§ **Description of the task**
Tell how many lines of the material below hold "Herzen". The reply is that number alone.

§ **Data for this exercise**

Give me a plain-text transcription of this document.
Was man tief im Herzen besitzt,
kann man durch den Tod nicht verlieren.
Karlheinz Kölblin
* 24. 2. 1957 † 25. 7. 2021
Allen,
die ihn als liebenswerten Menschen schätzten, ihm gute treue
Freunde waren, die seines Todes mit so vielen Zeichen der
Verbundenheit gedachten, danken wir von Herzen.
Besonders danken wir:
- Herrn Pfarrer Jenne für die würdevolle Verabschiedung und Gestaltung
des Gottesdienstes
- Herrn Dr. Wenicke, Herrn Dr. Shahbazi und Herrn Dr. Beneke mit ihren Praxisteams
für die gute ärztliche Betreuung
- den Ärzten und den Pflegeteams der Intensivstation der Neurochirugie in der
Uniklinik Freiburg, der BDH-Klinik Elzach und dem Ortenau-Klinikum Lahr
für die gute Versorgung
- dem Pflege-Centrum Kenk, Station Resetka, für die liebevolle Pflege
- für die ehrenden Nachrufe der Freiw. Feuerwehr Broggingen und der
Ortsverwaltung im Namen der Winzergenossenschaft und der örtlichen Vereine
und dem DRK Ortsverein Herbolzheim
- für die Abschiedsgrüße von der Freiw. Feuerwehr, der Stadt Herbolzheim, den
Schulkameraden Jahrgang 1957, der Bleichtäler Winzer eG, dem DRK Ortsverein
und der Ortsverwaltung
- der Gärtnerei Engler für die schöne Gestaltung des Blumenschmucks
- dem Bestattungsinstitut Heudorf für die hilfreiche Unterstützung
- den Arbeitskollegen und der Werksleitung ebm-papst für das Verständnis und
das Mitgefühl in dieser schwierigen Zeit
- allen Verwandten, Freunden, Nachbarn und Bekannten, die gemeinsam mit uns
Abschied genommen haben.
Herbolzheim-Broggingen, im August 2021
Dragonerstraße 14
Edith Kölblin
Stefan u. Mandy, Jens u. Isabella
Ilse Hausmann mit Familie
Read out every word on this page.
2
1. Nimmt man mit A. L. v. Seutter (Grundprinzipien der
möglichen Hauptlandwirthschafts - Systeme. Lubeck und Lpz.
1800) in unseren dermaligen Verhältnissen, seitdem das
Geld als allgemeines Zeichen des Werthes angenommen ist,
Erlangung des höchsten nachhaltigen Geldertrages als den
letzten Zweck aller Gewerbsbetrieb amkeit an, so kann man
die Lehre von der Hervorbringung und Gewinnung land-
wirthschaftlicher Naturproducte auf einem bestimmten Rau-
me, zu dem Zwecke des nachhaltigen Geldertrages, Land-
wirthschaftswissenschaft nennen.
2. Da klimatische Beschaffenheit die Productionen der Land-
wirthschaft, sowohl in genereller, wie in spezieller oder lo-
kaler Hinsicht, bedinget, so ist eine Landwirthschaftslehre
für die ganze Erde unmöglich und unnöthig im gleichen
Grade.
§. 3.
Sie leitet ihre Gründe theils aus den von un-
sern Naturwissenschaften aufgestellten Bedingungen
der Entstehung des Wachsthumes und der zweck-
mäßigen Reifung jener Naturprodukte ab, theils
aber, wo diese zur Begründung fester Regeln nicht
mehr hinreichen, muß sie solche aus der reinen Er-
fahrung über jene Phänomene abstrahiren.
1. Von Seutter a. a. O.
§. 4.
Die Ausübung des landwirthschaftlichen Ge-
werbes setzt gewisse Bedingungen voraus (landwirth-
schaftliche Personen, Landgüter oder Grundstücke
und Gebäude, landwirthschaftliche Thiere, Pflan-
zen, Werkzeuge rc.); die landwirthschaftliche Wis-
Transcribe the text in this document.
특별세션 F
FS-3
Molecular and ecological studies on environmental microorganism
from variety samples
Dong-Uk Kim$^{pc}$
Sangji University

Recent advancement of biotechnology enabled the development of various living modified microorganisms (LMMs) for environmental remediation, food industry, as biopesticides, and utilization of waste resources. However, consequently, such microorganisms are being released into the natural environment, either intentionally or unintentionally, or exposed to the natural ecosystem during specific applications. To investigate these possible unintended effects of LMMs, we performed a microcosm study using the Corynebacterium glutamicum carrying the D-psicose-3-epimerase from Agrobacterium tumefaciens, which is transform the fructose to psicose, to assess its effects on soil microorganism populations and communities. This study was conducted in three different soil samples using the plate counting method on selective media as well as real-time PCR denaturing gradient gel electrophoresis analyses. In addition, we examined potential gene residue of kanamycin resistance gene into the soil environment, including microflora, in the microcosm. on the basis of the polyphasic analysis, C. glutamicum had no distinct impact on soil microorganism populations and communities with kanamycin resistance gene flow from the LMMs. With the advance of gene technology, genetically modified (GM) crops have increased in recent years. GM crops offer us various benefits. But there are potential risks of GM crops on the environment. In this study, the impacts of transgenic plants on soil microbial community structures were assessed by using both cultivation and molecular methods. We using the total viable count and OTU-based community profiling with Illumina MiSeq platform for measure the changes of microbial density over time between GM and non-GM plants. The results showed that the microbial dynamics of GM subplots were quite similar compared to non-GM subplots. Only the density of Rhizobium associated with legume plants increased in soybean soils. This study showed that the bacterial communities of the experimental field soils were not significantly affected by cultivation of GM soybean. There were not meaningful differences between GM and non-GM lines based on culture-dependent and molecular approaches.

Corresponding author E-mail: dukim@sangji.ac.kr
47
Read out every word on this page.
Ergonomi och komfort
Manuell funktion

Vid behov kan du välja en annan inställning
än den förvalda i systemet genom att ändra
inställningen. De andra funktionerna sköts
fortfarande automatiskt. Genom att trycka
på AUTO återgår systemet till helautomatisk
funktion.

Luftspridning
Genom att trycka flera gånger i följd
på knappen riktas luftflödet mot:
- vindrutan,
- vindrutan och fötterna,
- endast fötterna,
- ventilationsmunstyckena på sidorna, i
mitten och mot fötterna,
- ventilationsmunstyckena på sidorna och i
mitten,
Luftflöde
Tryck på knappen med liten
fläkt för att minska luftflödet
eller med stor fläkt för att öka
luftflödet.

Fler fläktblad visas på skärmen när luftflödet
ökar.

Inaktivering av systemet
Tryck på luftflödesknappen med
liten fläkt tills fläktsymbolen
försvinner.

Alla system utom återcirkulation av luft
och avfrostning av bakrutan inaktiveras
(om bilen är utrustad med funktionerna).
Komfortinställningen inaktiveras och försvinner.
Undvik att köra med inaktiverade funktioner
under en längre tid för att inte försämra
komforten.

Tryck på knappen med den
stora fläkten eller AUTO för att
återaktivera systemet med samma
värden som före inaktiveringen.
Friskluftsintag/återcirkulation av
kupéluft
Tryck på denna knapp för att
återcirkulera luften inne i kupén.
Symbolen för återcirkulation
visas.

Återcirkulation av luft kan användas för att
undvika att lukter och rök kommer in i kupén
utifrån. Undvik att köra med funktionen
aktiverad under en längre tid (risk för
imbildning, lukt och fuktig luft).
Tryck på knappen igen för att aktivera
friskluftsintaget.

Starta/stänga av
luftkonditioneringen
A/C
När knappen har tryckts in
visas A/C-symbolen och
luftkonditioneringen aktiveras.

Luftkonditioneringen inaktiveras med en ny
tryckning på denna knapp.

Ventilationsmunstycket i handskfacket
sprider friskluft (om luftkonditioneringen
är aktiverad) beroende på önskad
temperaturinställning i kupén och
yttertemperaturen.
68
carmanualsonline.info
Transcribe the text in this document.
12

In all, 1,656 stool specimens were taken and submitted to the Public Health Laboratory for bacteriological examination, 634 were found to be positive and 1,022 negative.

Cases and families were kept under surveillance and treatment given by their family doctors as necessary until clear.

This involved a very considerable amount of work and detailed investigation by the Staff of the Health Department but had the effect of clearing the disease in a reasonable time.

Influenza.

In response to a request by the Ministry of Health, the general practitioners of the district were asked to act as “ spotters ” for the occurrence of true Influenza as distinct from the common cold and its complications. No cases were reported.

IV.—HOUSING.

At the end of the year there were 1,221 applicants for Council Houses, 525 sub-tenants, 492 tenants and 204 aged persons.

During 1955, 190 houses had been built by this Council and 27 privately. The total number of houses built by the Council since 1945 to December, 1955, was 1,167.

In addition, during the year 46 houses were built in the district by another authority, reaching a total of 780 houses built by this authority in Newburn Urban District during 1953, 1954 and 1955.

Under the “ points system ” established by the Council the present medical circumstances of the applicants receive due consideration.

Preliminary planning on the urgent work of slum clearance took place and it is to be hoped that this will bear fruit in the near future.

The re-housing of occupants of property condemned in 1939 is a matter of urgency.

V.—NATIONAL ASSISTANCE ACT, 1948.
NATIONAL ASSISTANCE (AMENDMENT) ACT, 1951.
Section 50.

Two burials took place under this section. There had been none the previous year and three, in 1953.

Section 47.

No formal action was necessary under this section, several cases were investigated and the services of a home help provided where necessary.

§ **Written solution**
2